■ **Problem requirements**: Pick out and copy every line below that has the word "Buttons".

■ **Dataset rows**:
..............................

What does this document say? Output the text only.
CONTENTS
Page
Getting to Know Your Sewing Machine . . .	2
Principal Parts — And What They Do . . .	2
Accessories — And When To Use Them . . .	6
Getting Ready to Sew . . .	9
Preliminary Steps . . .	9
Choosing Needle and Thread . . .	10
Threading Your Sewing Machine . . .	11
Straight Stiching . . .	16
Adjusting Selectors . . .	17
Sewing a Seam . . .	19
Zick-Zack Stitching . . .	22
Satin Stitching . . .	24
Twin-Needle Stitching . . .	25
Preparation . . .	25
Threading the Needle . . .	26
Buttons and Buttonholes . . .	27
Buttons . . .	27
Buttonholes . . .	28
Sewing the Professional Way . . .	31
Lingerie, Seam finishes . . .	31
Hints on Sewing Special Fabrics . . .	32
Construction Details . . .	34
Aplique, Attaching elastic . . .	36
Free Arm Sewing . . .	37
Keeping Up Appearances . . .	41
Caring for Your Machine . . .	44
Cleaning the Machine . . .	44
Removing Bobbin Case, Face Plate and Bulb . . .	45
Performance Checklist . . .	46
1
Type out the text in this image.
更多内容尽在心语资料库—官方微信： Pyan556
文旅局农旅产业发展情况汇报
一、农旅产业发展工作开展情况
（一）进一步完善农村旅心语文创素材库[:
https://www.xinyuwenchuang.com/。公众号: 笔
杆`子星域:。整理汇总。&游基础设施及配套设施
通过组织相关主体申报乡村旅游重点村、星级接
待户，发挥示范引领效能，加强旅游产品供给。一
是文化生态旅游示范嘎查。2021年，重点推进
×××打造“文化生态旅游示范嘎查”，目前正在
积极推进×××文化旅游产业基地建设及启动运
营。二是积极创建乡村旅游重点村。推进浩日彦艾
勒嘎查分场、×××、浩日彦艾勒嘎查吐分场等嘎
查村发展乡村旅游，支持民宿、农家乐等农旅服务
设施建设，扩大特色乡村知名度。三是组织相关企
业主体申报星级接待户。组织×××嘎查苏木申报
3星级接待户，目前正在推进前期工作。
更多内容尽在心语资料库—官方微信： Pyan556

..............................

■ **Output for this exercise**:
Buttons and Buttonholes . . .	27
Buttons . . .	27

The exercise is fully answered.